◆ Data
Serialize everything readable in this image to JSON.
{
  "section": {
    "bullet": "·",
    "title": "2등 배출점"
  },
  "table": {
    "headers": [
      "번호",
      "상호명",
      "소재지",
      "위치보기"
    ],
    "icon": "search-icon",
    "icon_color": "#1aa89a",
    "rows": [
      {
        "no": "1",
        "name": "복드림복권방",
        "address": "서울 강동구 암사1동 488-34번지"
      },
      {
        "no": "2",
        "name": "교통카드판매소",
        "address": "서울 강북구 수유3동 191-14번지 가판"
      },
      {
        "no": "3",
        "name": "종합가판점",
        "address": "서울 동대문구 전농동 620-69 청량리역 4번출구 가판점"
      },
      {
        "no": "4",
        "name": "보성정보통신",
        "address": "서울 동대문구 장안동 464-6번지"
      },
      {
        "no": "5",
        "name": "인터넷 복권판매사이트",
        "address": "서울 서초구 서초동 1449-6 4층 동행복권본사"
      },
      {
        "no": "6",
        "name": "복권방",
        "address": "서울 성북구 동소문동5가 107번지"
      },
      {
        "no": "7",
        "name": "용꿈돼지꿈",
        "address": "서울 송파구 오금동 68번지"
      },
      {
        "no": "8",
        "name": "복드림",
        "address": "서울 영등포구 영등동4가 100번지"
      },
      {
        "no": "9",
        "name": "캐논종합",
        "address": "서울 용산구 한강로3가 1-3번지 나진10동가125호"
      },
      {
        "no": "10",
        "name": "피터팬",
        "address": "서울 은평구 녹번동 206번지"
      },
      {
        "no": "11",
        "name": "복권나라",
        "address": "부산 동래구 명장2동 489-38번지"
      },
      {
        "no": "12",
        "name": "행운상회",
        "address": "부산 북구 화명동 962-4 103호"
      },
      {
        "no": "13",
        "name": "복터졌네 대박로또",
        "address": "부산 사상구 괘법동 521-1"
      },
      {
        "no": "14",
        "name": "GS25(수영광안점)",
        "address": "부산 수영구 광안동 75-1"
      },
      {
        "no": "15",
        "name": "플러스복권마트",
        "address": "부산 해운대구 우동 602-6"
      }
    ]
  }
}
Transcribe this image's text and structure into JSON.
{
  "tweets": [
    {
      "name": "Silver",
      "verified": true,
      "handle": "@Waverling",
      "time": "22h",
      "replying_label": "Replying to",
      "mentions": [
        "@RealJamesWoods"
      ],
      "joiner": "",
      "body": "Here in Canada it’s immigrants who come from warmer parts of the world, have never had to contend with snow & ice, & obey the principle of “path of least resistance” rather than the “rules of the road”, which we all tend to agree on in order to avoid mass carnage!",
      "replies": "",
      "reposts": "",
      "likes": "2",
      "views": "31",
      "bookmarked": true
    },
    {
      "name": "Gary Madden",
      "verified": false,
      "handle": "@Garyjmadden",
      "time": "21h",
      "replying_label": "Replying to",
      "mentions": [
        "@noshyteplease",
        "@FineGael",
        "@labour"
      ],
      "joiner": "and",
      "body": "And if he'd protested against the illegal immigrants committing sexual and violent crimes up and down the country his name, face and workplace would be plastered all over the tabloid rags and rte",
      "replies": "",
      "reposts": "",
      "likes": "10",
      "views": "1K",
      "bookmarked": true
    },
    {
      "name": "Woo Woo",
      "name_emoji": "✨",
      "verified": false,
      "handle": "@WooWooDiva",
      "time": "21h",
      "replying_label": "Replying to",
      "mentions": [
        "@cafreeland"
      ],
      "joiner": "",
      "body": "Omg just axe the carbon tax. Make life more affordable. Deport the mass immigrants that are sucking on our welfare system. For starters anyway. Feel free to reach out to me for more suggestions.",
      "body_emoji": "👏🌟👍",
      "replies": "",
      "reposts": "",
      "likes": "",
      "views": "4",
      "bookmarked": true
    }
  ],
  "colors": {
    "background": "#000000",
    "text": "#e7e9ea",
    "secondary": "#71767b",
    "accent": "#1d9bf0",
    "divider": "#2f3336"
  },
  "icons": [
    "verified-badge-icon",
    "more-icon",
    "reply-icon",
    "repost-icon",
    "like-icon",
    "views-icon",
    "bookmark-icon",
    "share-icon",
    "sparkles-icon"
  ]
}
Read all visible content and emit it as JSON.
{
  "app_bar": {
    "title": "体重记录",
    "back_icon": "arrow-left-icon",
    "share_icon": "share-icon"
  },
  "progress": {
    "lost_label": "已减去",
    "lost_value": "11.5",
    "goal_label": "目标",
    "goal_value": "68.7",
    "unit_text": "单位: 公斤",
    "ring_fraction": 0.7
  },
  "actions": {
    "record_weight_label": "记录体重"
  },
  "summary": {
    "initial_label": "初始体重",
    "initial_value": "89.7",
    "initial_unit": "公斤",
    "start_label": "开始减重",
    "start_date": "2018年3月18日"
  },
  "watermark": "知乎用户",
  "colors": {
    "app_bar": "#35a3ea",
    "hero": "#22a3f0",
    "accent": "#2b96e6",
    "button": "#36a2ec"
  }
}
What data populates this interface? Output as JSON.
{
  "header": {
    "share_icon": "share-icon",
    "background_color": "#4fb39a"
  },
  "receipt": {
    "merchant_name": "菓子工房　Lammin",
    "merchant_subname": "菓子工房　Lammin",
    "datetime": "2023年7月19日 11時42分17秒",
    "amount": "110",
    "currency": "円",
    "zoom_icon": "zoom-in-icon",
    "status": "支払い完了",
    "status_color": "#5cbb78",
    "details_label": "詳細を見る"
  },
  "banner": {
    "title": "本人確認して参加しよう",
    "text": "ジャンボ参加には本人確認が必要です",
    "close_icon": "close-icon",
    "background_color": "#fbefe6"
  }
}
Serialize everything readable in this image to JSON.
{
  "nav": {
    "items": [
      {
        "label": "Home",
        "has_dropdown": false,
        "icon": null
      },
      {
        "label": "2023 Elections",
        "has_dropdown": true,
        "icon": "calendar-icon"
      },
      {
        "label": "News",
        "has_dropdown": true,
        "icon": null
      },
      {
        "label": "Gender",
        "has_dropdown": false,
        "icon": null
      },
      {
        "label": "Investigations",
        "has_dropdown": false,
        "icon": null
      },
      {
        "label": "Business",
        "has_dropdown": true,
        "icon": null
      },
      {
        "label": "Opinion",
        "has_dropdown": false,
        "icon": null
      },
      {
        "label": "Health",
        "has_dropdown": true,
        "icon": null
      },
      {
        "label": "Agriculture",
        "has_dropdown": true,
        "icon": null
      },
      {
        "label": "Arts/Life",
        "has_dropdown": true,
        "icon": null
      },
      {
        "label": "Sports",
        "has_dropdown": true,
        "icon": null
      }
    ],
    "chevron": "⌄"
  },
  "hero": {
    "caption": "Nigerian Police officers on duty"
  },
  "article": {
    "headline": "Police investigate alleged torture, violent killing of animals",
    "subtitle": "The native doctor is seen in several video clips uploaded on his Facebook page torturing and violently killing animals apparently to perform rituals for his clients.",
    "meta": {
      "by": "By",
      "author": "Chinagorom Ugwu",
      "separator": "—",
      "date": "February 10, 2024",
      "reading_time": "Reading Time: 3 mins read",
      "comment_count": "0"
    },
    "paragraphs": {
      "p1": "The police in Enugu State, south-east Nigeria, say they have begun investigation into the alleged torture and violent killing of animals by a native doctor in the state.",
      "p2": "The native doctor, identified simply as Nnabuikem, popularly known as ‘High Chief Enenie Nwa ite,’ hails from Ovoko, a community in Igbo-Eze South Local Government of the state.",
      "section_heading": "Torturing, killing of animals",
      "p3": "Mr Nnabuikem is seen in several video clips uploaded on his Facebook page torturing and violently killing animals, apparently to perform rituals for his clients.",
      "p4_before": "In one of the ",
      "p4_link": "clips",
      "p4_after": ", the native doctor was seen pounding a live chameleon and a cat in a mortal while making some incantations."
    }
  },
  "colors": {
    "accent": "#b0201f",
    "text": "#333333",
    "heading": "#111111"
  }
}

◆ Task objective
Print every record exactly as it was given.

◆ Final answer
Serialize everything readable in this image to JSON.
{
  "section": {
    "bullet": "·",
    "title": "2등 배출점"
  },
  "table": {
    "headers": [
      "번호",
      "상호명",
      "소재지",
      "위치보기"
    ],
    "icon": "search-icon",
    "icon_color": "#1aa89a",
    "rows": [
      {
        "no": "1",
        "name": "복드림복권방",
        "address": "서울 강동구 암사1동 488-34번지"
      },
      {
        "no": "2",
        "name": "교통카드판매소",
        "address": "서울 강북구 수유3동 191-14번지 가판"
      },
      {
        "no": "3",
        "name": "종합가판점",
        "address": "서울 동대문구 전농동 620-69 청량리역 4번출구 가판점"
      },
      {
        "no": "4",
        "name": "보성정보통신",
        "address": "서울 동대문구 장안동 464-6번지"
      },
      {
        "no": "5",
        "name": "인터넷 복권판매사이트",
        "address": "서울 서초구 서초동 1449-6 4층 동행복권본사"
      },
      {
        "no": "6",
        "name": "복권방",
        "address": "서울 성북구 동소문동5가 107번지"
      },
      {
        "no": "7",
        "name": "용꿈돼지꿈",
        "address": "서울 송파구 오금동 68번지"
      },
      {
        "no": "8",
        "name": "복드림",
        "address": "서울 영등포구 영등동4가 100번지"
      },
      {
        "no": "9",
        "name": "캐논종합",
        "address": "서울 용산구 한강로3가 1-3번지 나진10동가125호"
      },
      {
        "no": "10",
        "name": "피터팬",
        "address": "서울 은평구 녹번동 206번지"
      },
      {
        "no": "11",
        "name": "복권나라",
        "address": "부산 동래구 명장2동 489-38번지"
      },
      {
        "no": "12",
        "name": "행운상회",
        "address": "부산 북구 화명동 962-4 103호"
      },
      {
        "no": "13",
        "name": "복터졌네 대박로또",
        "address": "부산 사상구 괘법동 521-1"
      },
      {
        "no": "14",
        "name": "GS25(수영광안점)",
        "address": "부산 수영구 광안동 75-1"
      },
      {
        "no": "15",
        "name": "플러스복권마트",
        "address": "부산 해운대구 우동 602-6"
      }
    ]
  }
}
Transcribe this image's text and structure into JSON.
{
  "tweets": [
    {
      "name": "Silver",
      "verified": true,
      "handle": "@Waverling",
      "time": "22h",
      "replying_label": "Replying to",
      "mentions": [
        "@RealJamesWoods"
      ],
      "joiner": "",
      "body": "Here in Canada it’s immigrants who come from warmer parts of the world, have never had to contend with snow & ice, & obey the principle of “path of least resistance” rather than the “rules of the road”, which we all tend to agree on in order to avoid mass carnage!",
      "replies": "",
      "reposts": "",
      "likes": "2",
      "views": "31",
      "bookmarked": true
    },
    {
      "name": "Gary Madden",
      "verified": false,
      "handle": "@Garyjmadden",
      "time": "21h",
      "replying_label": "Replying to",
      "mentions": [
        "@noshyteplease",
        "@FineGael",
        "@labour"
      ],
      "joiner": "and",
      "body": "And if he'd protested against the illegal immigrants committing sexual and violent crimes up and down the country his name, face and workplace would be plastered all over the tabloid rags and rte",
      "replies": "",
      "reposts": "",
      "likes": "10",
      "views": "1K",
      "bookmarked": true
    },
    {
      "name": "Woo Woo",
      "name_emoji": "✨",
      "verified": false,
      "handle": "@WooWooDiva",
      "time": "21h",
      "replying_label": "Replying to",
      "mentions": [
        "@cafreeland"
      ],
      "joiner": "",
      "body": "Omg just axe the carbon tax. Make life more affordable. Deport the mass immigrants that are sucking on our welfare system. For starters anyway. Feel free to reach out to me for more suggestions.",
      "body_emoji": "👏🌟👍",
      "replies": "",
      "reposts": "",
      "likes": "",
      "views": "4",
      "bookmarked": true
    }
  ],
  "colors": {
    "background": "#000000",
    "text": "#e7e9ea",
    "secondary": "#71767b",
    "accent": "#1d9bf0",
    "divider": "#2f3336"
  },
  "icons": [
    "verified-badge-icon",
    "more-icon",
    "reply-icon",
    "repost-icon",
    "like-icon",
    "views-icon",
    "bookmark-icon",
    "share-icon",
    "sparkles-icon"
  ]
}
Read all visible content and emit it as JSON.
{
  "app_bar": {
    "title": "体重记录",
    "back_icon": "arrow-left-icon",
    "share_icon": "share-icon"
  },
  "progress": {
    "lost_label": "已减去",
    "lost_value": "11.5",
    "goal_label": "目标",
    "goal_value": "68.7",
    "unit_text": "单位: 公斤",
    "ring_fraction": 0.7
  },
  "actions": {
    "record_weight_label": "记录体重"
  },
  "summary": {
    "initial_label": "初始体重",
    "initial_value": "89.7",
    "initial_unit": "公斤",
    "start_label": "开始减重",
    "start_date": "2018年3月18日"
  },
  "watermark": "知乎用户",
  "colors": {
    "app_bar": "#35a3ea",
    "hero": "#22a3f0",
    "accent": "#2b96e6",
    "button": "#36a2ec"
  }
}
What data populates this interface? Output as JSON.
{
  "header": {
    "share_icon": "share-icon",
    "background_color": "#4fb39a"
  },
  "receipt": {
    "merchant_name": "菓子工房　Lammin",
    "merchant_subname": "菓子工房　Lammin",
    "datetime": "2023年7月19日 11時42分17秒",
    "amount": "110",
    "currency": "円",
    "zoom_icon": "zoom-in-icon",
    "status": "支払い完了",
    "status_color": "#5cbb78",
    "details_label": "詳細を見る"
  },
  "banner": {
    "title": "本人確認して参加しよう",
    "text": "ジャンボ参加には本人確認が必要です",
    "close_icon": "close-icon",
    "background_color": "#fbefe6"
  }
}
Serialize everything readable in this image to JSON.
{
  "nav": {
    "items": [
      {
        "label": "Home",
        "has_dropdown": false,
        "icon": null
      },
      {
        "label": "2023 Elections",
        "has_dropdown": true,
        "icon": "calendar-icon"
      },
      {
        "label": "News",
        "has_dropdown": true,
        "icon": null
      },
      {
        "label": "Gender",
        "has_dropdown": false,
        "icon": null
      },
      {
        "label": "Investigations",
        "has_dropdown": false,
        "icon": null
      },
      {
        "label": "Business",
        "has_dropdown": true,
        "icon": null
      },
      {
        "label": "Opinion",
        "has_dropdown": false,
        "icon": null
      },
      {
        "label": "Health",
        "has_dropdown": true,
        "icon": null
      },
      {
        "label": "Agriculture",
        "has_dropdown": true,
        "icon": null
      },
      {
        "label": "Arts/Life",
        "has_dropdown": true,
        "icon": null
      },
      {
        "label": "Sports",
        "has_dropdown": true,
        "icon": null
      }
    ],
    "chevron": "⌄"
  },
  "hero": {
    "caption": "Nigerian Police officers on duty"
  },
  "article": {
    "headline": "Police investigate alleged torture, violent killing of animals",
    "subtitle": "The native doctor is seen in several video clips uploaded on his Facebook page torturing and violently killing animals apparently to perform rituals for his clients.",
    "meta": {
      "by": "By",
      "author": "Chinagorom Ugwu",
      "separator": "—",
      "date": "February 10, 2024",
      "reading_time": "Reading Time: 3 mins read",
      "comment_count": "0"
    },
    "paragraphs": {
      "p1": "The police in Enugu State, south-east Nigeria, say they have begun investigation into the alleged torture and violent killing of animals by a native doctor in the state.",
      "p2": "The native doctor, identified simply as Nnabuikem, popularly known as ‘High Chief Enenie Nwa ite,’ hails from Ovoko, a community in Igbo-Eze South Local Government of the state.",
      "section_heading": "Torturing, killing of animals",
      "p3": "Mr Nnabuikem is seen in several video clips uploaded on his Facebook page torturing and violently killing animals, apparently to perform rituals for his clients.",
      "p4_before": "In one of the ",
      "p4_link": "clips",
      "p4_after": ", the native doctor was seen pounding a live chameleon and a cat in a mortal while making some incantations."
    }
  },
  "colors": {
    "accent": "#b0201f",
    "text": "#333333",
    "heading": "#111111"
  }
}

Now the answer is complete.